DIRECTION: Identify each line below containing the string "Blake" and copy it.

↓

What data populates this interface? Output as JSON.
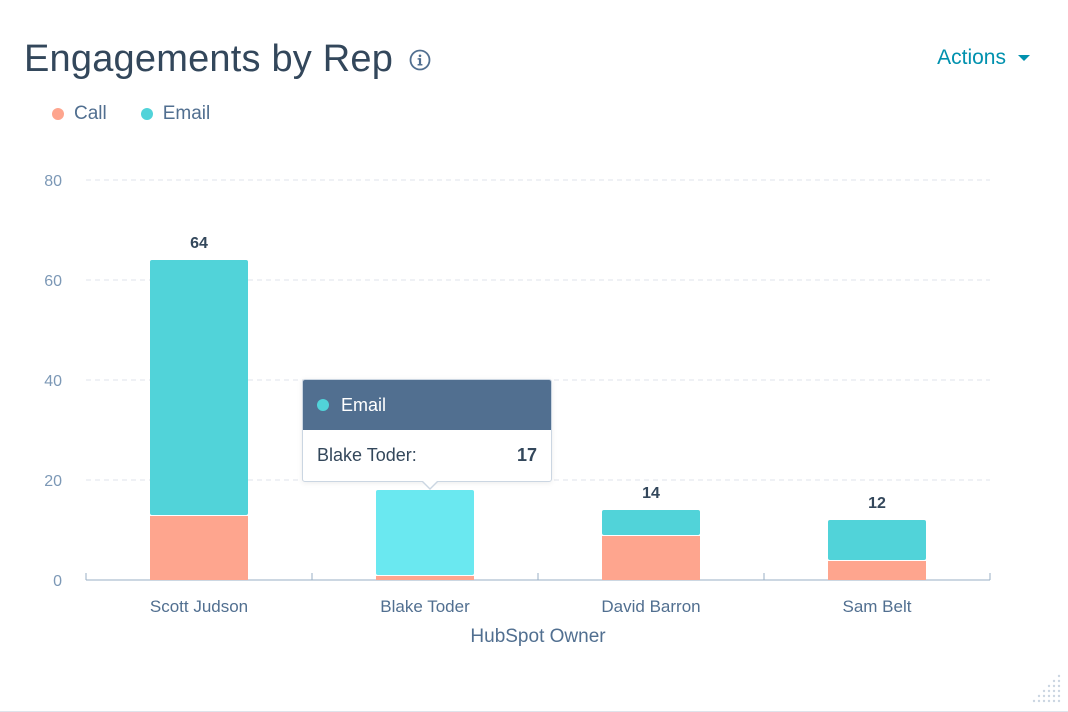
{
  "title": "Engagements by Rep",
  "actions_label": "Actions",
  "icons": {
    "info": "info-circle-icon",
    "caret": "caret-down-icon",
    "resize": "resize-grip-icon"
  },
  "colors": {
    "call": "#fea58e",
    "email": "#51d3d9",
    "email_hover": "#6ae8f0",
    "title": "#33475b",
    "accent": "#0091ae"
  },
  "chart_data": {
    "type": "bar",
    "stacked": true,
    "categories": [
      "Scott Judson",
      "Blake Toder",
      "David Barron",
      "Sam Belt"
    ],
    "series": [
      {
        "name": "Call",
        "values": [
          13,
          1,
          9,
          4
        ]
      },
      {
        "name": "Email",
        "values": [
          51,
          17,
          5,
          8
        ]
      }
    ],
    "totals": [
      64,
      18,
      14,
      12
    ],
    "total_labels": [
      "64",
      "",
      "14",
      "12"
    ],
    "xlabel": "HubSpot Owner",
    "ylabel": "",
    "ylim": [
      0,
      80
    ],
    "yticks": [
      0,
      20,
      40,
      60,
      80
    ],
    "grid": true,
    "legend_position": "top-left"
  },
  "tooltip": {
    "series": "Email",
    "category_label": "Blake Toder:",
    "value": "17"
  }
}
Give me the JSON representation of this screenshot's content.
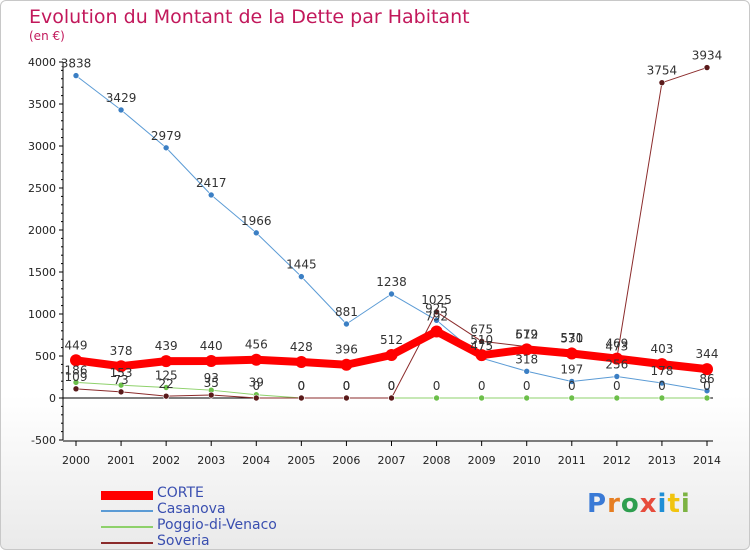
{
  "title": "Evolution du Montant de la Dette par Habitant",
  "subtitle": "(en €)",
  "logo": {
    "text": "Proxiti",
    "colors": [
      "#3a7ad6",
      "#e67e22",
      "#2e9e4f",
      "#e74c3c",
      "#1f8fd6",
      "#f1c40f",
      "#7cb342"
    ]
  },
  "chart_data": {
    "type": "line",
    "title": "Evolution du Montant de la Dette par Habitant",
    "subtitle": "(en €)",
    "x": [
      "2000",
      "2001",
      "2002",
      "2003",
      "2004",
      "2005",
      "2006",
      "2007",
      "2008",
      "2009",
      "2010",
      "2011",
      "2012",
      "2013",
      "2014"
    ],
    "ylim": [
      -500,
      4000
    ],
    "yticks": [
      -500,
      0,
      500,
      1000,
      1500,
      2000,
      2500,
      3000,
      3500,
      4000
    ],
    "legend_position": "bottom-left",
    "series": [
      {
        "name": "Casanova",
        "color": "#5b9bd5",
        "point_color": "#3b7fc4",
        "width": 1,
        "values": [
          3838,
          3429,
          2979,
          2417,
          1966,
          1445,
          881,
          1238,
          925,
          475,
          318,
          197,
          256,
          178,
          86
        ],
        "labels": [
          "3838",
          "3429",
          "2979",
          "2417",
          "1966",
          "1445",
          "881",
          "1238",
          "925",
          "475",
          "318",
          "197",
          "256",
          "178",
          "86"
        ]
      },
      {
        "name": "Poggio-di-Venaco",
        "color": "#8ed16b",
        "point_color": "#6cbf4a",
        "width": 1,
        "values": [
          186,
          153,
          125,
          93,
          39,
          0,
          0,
          0,
          0,
          0,
          0,
          0,
          0,
          0,
          0
        ],
        "labels": [
          "186",
          "153",
          "125",
          "93",
          "39",
          "0",
          "0",
          "0",
          "0",
          "0",
          "0",
          "0",
          "0",
          "0",
          "0"
        ]
      },
      {
        "name": "Soveria",
        "color": "#8b2b2b",
        "point_color": "#5a1a1a",
        "width": 1,
        "values": [
          109,
          73,
          22,
          35,
          0,
          0,
          0,
          0,
          1025,
          675,
          612,
          571,
          473,
          3754,
          3934
        ],
        "labels": [
          "109",
          "73",
          "22",
          "35",
          "0",
          "0",
          "0",
          "0",
          "1025",
          "675",
          "612",
          "571",
          "473",
          "3754",
          "3934"
        ]
      },
      {
        "name": "CORTE",
        "color": "#ff0000",
        "point_color": "#e00000",
        "width": 8,
        "values": [
          449,
          378,
          439,
          440,
          456,
          428,
          396,
          512,
          792,
          510,
          579,
          530,
          469,
          403,
          344
        ],
        "labels": [
          "449",
          "378",
          "439",
          "440",
          "456",
          "428",
          "396",
          "512",
          "792",
          "510",
          "579",
          "530",
          "469",
          "403",
          "344"
        ]
      }
    ],
    "legend_order": [
      "CORTE",
      "Casanova",
      "Poggio-di-Venaco",
      "Soveria"
    ]
  }
}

↑

OUTPUT OF THE EXERCISE:
      "Blake Toder",
    "category_label": "Blake Toder:",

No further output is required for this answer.